Set task 1: List the usernames of everyone who posted in the forum thread below.

Text excerpt:
^^^^
# GE Reveal Light bulbs



## StainlessSteel (Oct 9, 2005)

So... what do you all have to say about them?

Better? Worse? Stupid? Good color?

Any opinion would be appreciated.

Have a good one.

SS


----------



## jtr1962 (Oct 9, 2005)

We have some of these in our chandeliers which are actually the only incandescents remaining in the house. The color is much nicer than a regular incandescent in that it's much less yellow. Drawbacks are that it's still yellowish compared to the 5000K fluorescents we use everywhere else, and it's still an incandescent with all the other usual drawbacks (low efficiency, heat, short life). Technically, the output is about 15% less than a regular bulb but I haven't noticed the difference.

If you have small base candelabra type bulbs for which CFLs aren't readily available I'd recommend these. For regular base bulbs if you want something whiter just get 4100K or 5000K CFLs. They'll be whiter than Reveal and use much less energy.


----------



## georges80 (Oct 9, 2005)

We have them in the bathroom. The rest of the house is fluoro - but for the bathroom it is nice to get some reasonably sunlight correct lighting when the missus is checking out her beautiful face before heading out 

Been in the fixtures for a few months now and no negative issues to report.

george.


----------



## PhotonWrangler (Oct 9, 2005)

I like the color rendition for a reading light. Like jtr said, they still have the usual drawbacks of incandescents, and they have a slightly shorter life than regular incandescents because of the additional heat buildup inside the lamp, but they do produce pleasing light.


----------



## Dr_Joe (Oct 11, 2005)

I agree with the good color rendition. They take a little getting accustomed to, but they're really very nice.


----------



## asdalton (Oct 12, 2005)

jtr1962 said:


> Technically, the output is about 15% less than a regular bulb but I haven't noticed the difference.



In my previous two apartments, I used GE Reveal bulbs to replace the very inefficient, yellowish "super long life" lamps that the landlord had installed. So they were actually a step up in brightness.


----------



## buba (Oct 12, 2005)

Full color spectrum lighting is the way to go whether incandescent or fluorescent. The Reveal from GE covers that well as do other “Daylight" bulbs from other companies. Artists and photographers are now starting to use full spectrum lighting in studios to get better color renderings.


----------



## dbedit (Oct 12, 2005)

I have to say I like them for my use.....When tying fishing flies they work well with a cheap clamp light over the tying vice. The color of the light really shows off the variations in material colors when tying. Alot cheaper than many other light designed for this purpose.


----------
^^^^
Set task 2: Please recast everything from the first of the rows below down to the row containing "468, 326, 486]" as a Markdown table with the columns Position and Text, leaving out blank lines.

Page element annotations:
^^^^
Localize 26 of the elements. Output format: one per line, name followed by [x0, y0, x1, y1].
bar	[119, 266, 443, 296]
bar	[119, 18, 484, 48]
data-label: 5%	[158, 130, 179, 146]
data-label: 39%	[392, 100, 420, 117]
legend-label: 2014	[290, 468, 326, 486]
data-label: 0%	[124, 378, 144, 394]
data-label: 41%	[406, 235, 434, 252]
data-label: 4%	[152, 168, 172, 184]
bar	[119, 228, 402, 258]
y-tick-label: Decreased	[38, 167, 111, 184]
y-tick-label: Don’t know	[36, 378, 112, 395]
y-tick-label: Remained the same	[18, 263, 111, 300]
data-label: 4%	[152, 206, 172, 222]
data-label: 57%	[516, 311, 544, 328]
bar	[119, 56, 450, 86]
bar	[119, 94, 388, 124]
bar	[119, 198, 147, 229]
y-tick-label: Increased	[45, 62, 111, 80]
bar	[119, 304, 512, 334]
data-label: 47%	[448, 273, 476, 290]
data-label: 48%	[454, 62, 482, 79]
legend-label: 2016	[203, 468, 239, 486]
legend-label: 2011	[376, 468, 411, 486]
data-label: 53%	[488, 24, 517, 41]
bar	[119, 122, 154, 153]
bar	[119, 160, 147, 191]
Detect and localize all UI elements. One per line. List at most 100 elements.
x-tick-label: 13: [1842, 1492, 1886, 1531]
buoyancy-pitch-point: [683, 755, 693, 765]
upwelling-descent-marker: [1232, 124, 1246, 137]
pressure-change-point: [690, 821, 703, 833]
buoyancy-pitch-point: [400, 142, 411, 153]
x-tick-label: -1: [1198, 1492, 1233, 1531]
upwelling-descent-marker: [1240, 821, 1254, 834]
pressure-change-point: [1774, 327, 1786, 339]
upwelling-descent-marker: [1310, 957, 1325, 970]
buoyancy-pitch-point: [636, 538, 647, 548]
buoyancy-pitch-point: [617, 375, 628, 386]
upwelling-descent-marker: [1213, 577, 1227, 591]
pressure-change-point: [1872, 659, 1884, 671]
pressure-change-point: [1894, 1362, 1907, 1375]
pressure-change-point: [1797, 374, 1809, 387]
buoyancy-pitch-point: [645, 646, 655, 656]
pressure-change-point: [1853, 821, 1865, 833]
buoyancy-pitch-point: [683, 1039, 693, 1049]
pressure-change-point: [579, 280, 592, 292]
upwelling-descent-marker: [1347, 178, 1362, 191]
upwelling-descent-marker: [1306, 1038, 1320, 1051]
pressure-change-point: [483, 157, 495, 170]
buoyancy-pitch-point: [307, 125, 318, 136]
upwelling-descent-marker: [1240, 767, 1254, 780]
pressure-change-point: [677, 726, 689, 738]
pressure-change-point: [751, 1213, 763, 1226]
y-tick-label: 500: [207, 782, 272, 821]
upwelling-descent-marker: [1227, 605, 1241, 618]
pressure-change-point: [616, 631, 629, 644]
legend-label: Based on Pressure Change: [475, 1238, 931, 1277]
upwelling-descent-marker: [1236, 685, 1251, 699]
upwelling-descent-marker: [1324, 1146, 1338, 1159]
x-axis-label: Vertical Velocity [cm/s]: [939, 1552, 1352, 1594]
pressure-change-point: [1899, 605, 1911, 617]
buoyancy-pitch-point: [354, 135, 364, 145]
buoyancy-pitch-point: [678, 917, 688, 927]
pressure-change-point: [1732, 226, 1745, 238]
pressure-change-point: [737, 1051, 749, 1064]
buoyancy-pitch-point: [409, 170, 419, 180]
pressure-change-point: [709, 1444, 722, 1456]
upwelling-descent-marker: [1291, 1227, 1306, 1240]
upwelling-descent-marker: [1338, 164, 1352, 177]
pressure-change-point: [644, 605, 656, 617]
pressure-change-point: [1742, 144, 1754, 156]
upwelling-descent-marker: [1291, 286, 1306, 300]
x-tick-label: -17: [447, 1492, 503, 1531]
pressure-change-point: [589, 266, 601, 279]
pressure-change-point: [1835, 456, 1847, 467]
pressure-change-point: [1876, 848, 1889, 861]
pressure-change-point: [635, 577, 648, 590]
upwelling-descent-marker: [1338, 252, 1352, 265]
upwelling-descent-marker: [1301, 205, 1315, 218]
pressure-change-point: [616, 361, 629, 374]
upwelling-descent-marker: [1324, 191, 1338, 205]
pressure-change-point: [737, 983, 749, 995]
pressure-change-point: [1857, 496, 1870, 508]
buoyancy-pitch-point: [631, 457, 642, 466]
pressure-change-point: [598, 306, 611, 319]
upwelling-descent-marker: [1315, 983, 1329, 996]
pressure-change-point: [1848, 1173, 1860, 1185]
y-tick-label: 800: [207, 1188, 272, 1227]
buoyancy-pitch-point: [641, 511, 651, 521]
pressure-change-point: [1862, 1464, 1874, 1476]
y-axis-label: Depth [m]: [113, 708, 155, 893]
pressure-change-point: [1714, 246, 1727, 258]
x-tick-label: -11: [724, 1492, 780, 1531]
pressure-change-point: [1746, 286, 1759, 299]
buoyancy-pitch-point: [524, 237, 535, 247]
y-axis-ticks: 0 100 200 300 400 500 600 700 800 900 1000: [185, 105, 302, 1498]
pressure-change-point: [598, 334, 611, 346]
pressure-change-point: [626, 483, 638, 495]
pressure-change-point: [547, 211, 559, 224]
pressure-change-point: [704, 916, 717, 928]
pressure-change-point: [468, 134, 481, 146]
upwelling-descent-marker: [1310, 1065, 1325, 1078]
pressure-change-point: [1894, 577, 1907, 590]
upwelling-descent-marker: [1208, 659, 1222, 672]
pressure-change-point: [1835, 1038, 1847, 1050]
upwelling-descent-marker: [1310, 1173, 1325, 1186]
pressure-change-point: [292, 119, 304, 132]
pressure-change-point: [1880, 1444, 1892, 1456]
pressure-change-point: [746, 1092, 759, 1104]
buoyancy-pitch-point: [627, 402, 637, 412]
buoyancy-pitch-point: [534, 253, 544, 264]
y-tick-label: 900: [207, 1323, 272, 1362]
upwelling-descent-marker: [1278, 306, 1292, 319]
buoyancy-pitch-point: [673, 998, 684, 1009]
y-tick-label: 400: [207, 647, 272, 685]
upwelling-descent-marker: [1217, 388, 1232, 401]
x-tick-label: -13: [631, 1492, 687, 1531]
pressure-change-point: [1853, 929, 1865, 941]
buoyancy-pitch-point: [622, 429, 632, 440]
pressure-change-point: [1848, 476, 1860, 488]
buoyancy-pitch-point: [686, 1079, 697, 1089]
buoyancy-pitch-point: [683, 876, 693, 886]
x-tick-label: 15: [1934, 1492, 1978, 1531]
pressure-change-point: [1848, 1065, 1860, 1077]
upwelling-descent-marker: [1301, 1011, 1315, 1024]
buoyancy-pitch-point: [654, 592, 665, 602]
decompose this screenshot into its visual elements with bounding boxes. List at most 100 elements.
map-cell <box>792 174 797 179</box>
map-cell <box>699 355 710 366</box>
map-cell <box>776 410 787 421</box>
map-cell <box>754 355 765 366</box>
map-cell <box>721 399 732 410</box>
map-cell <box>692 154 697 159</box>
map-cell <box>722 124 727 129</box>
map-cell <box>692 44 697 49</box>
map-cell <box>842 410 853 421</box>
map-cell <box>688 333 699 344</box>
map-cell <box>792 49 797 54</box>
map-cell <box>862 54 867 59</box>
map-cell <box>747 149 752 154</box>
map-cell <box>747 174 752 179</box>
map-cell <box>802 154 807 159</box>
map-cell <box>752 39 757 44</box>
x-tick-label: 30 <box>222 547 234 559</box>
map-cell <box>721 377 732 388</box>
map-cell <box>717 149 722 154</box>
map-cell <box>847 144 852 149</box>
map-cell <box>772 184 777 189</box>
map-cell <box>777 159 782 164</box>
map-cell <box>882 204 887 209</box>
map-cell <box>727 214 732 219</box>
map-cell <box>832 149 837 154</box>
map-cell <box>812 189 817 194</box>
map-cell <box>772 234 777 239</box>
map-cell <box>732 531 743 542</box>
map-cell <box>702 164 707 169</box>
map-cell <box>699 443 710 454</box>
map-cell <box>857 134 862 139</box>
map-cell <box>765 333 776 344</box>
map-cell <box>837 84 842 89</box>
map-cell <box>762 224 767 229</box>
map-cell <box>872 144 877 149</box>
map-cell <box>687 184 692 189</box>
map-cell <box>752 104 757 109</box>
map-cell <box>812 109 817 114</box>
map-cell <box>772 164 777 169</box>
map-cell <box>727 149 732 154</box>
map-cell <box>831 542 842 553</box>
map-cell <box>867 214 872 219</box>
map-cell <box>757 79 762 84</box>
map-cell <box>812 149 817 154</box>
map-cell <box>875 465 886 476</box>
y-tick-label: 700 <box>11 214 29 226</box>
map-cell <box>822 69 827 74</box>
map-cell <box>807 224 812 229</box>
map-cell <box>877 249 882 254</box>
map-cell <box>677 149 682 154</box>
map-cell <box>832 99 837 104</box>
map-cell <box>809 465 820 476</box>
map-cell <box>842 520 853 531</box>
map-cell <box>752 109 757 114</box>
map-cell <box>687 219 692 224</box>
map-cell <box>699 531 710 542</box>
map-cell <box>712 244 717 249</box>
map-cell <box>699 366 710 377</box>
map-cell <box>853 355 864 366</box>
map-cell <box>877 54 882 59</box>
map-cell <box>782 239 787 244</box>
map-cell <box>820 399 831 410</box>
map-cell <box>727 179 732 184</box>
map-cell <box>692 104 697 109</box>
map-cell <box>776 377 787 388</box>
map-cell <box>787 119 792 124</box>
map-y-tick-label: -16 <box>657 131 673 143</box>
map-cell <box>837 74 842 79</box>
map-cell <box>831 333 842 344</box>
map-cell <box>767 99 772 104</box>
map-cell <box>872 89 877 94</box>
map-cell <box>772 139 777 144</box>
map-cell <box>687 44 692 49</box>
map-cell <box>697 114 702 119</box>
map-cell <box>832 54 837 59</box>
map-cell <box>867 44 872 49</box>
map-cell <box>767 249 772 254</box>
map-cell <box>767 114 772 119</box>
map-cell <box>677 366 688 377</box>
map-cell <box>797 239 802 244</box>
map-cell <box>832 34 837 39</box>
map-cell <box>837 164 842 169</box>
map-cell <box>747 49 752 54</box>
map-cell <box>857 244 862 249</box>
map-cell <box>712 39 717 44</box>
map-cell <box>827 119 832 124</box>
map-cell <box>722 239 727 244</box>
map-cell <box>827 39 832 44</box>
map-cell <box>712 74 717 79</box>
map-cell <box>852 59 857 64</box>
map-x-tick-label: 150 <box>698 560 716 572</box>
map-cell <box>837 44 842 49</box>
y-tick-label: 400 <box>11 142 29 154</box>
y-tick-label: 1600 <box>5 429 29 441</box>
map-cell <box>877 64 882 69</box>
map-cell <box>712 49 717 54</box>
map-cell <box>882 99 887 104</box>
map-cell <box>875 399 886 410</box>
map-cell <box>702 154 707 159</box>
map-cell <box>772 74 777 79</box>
^^^^
Task solution 1: StainlessSteel, jtr1962, georges80, PhotonWrangler, Dr_Joe, asdalton, buba, dbedit

Task solution 2:
| Position | Text |
|---|---|
| 1 | Localize 26 of the elements. Output format: one per line, name followed by [x0, y0, x1, y1]. |
| 2 | bar	[119, 266, 443, 296] |
| 3 | bar	[119, 18, 484, 48] |
| 4 | data-label: 5%	[158, 130, 179, 146] |
| 5 | data-label: 39%	[392, 100, 420, 117] |
| 6 | legend-label: 2014	[290, 468, 326, 486] |